- **Data provided**:

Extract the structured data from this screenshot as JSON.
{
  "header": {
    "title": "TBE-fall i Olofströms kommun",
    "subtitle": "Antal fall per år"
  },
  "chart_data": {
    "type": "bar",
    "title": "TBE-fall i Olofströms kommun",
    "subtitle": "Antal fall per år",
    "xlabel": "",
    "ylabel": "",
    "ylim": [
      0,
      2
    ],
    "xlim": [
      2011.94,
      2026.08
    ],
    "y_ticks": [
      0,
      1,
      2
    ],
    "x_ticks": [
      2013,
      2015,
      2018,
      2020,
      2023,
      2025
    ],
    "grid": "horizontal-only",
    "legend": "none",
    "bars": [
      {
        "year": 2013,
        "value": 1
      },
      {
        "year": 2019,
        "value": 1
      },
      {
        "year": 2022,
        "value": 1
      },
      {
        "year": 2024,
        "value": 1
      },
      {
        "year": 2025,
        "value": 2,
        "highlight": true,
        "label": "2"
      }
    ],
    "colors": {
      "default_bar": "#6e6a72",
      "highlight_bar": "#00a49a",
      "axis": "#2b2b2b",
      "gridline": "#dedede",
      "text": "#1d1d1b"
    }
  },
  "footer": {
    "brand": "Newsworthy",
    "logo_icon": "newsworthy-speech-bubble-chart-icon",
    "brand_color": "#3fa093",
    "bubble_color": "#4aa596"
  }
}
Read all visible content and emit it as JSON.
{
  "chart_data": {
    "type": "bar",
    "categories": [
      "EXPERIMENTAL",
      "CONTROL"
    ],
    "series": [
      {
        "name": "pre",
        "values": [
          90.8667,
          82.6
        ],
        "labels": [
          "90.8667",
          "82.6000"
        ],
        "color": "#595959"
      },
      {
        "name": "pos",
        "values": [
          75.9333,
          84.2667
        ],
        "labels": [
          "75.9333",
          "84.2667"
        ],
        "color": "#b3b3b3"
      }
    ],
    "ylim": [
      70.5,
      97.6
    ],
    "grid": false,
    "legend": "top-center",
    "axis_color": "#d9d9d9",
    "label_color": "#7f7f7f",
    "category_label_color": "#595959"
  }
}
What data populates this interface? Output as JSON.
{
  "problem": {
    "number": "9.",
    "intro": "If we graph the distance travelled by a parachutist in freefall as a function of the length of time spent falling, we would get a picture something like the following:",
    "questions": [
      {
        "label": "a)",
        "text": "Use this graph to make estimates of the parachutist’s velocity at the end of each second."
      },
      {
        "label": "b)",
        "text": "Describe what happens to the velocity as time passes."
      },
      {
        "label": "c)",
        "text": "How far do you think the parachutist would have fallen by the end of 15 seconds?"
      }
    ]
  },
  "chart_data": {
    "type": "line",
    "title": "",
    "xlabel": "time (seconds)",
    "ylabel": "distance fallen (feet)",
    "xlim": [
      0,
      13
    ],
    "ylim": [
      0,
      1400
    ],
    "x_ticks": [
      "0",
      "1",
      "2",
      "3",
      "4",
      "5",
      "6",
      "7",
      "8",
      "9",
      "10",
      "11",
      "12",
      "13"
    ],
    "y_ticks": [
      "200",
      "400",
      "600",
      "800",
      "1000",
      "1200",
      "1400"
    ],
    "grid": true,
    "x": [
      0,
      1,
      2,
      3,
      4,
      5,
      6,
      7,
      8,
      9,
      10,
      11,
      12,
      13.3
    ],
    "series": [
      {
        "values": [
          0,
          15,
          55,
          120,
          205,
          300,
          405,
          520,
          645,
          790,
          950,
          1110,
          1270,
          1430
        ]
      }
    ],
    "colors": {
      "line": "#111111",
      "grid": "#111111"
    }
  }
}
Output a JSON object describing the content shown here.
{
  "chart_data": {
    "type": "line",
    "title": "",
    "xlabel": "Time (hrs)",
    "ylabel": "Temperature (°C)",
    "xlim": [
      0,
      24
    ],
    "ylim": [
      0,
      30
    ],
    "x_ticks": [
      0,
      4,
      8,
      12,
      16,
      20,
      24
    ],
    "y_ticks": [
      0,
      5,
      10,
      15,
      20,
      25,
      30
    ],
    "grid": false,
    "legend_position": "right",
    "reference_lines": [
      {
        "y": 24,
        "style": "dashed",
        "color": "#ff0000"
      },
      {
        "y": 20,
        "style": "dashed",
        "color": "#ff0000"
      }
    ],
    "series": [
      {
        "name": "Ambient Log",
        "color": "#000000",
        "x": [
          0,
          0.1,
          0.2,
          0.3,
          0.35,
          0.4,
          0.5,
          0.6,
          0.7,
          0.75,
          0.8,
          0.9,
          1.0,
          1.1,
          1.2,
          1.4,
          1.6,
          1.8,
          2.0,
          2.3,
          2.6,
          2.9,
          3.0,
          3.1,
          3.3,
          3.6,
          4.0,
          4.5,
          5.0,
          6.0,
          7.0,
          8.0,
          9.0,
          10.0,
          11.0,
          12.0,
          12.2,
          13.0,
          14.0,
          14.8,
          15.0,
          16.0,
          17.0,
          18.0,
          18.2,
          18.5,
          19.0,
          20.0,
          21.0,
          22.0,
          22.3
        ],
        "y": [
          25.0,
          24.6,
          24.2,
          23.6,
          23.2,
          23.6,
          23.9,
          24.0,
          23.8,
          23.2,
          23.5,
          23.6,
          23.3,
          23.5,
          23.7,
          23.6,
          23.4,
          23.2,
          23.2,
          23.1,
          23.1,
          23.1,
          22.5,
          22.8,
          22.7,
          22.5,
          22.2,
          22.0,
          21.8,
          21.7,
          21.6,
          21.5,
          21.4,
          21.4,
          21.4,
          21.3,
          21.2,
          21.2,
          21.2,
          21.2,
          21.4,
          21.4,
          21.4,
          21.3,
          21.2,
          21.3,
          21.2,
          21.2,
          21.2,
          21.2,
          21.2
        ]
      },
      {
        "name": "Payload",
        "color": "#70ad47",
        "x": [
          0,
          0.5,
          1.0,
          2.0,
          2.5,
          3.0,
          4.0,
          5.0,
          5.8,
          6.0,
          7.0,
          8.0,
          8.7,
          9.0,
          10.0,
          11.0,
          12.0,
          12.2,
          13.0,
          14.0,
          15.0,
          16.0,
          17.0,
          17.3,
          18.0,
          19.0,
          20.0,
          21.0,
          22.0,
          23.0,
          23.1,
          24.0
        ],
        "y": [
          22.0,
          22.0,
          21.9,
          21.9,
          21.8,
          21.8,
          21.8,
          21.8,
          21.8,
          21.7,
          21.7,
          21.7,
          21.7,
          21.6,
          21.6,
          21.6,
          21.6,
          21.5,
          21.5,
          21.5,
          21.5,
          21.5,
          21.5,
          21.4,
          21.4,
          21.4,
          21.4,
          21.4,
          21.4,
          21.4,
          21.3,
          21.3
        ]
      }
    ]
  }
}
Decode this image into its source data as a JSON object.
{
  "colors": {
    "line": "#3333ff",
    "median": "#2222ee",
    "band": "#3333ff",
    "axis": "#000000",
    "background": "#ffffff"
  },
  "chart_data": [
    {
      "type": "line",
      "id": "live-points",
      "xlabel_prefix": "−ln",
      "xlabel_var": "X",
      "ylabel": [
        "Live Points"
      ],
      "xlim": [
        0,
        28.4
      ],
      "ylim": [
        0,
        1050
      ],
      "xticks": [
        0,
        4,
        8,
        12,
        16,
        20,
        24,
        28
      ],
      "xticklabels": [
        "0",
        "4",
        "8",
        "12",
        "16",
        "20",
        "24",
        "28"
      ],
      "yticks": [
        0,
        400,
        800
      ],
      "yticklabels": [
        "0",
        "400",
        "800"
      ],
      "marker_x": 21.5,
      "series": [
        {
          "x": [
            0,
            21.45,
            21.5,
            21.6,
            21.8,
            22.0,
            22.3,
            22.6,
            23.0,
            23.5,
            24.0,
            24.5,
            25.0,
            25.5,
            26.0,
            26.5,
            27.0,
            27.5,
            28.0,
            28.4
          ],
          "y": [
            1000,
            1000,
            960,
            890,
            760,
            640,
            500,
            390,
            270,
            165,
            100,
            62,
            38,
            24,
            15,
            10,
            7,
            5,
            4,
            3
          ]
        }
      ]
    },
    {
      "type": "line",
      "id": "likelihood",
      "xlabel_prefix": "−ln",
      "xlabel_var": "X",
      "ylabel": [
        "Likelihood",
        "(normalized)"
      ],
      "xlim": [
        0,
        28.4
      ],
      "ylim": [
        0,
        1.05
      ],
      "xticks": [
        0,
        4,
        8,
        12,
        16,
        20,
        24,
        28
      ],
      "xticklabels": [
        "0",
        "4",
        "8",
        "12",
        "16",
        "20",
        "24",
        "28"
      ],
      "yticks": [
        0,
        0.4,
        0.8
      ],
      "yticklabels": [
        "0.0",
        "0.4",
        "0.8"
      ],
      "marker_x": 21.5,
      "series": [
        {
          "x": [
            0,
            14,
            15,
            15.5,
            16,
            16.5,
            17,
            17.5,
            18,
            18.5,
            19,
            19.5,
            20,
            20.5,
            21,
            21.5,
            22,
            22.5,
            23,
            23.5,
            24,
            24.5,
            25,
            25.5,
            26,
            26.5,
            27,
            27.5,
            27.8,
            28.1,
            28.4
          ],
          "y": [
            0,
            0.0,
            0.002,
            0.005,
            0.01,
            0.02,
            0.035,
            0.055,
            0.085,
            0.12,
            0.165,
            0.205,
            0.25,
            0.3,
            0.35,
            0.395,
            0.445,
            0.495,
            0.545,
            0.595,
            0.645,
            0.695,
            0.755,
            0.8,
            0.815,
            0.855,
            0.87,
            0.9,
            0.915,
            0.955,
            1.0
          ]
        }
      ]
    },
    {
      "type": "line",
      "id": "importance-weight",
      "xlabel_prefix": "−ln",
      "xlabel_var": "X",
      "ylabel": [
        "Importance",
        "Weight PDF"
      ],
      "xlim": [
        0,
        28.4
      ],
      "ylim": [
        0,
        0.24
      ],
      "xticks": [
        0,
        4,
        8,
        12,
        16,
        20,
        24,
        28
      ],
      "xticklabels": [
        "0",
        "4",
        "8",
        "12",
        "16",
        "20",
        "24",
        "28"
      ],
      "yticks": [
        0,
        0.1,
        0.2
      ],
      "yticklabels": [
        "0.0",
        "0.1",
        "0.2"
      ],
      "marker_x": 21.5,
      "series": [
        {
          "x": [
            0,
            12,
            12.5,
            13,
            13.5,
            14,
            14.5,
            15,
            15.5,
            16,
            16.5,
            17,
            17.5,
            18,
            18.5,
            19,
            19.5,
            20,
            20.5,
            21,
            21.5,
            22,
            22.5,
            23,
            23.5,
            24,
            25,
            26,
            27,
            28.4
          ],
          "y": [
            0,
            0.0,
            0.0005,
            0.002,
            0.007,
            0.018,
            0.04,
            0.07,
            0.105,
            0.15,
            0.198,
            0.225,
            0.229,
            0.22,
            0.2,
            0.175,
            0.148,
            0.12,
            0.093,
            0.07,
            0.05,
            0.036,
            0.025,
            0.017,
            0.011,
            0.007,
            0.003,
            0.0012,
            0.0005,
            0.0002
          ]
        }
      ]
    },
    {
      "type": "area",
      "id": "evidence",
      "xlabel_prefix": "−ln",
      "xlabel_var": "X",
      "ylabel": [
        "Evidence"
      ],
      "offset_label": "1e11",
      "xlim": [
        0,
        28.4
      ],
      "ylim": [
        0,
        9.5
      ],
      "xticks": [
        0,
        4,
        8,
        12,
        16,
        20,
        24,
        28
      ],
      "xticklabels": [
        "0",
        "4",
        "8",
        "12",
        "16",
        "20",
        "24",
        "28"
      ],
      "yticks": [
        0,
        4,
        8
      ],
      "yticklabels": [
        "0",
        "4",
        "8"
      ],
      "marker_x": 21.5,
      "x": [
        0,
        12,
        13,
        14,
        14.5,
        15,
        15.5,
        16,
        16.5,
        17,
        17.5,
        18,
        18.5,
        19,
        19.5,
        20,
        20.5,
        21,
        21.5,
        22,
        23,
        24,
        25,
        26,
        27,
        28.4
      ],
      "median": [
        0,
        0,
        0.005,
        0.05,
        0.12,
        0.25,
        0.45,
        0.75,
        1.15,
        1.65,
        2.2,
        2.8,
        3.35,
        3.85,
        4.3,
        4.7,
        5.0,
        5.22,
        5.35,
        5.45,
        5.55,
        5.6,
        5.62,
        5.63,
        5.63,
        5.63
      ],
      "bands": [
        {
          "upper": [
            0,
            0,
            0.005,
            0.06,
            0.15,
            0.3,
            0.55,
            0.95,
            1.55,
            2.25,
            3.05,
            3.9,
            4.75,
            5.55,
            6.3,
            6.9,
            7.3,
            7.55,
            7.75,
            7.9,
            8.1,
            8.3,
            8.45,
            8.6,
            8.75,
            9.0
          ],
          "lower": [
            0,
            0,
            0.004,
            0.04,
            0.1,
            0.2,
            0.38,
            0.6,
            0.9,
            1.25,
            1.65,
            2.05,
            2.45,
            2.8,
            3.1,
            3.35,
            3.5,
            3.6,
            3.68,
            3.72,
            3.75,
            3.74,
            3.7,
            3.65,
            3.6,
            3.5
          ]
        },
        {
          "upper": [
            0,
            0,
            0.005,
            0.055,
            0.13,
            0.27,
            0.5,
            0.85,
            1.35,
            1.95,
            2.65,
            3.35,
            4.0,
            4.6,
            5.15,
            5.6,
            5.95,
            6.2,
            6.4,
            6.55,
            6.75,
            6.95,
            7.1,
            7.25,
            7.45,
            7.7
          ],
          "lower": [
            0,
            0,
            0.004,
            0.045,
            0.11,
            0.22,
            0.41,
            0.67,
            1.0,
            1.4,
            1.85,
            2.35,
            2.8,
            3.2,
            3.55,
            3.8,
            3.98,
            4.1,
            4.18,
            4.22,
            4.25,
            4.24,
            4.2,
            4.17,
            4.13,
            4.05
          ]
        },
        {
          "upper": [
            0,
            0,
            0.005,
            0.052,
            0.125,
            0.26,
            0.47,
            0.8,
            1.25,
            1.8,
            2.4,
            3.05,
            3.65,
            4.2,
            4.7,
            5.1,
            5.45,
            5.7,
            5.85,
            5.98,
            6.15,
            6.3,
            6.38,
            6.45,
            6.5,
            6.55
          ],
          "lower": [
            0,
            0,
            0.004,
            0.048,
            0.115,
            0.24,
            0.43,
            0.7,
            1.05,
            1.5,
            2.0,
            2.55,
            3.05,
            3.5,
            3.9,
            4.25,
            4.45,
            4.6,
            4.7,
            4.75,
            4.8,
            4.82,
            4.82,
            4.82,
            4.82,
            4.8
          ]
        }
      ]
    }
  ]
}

- **Task statement**: Tally up the lines with the word "subtitle" in them, and answer with that number by itself.

- **Completed exercise**: 2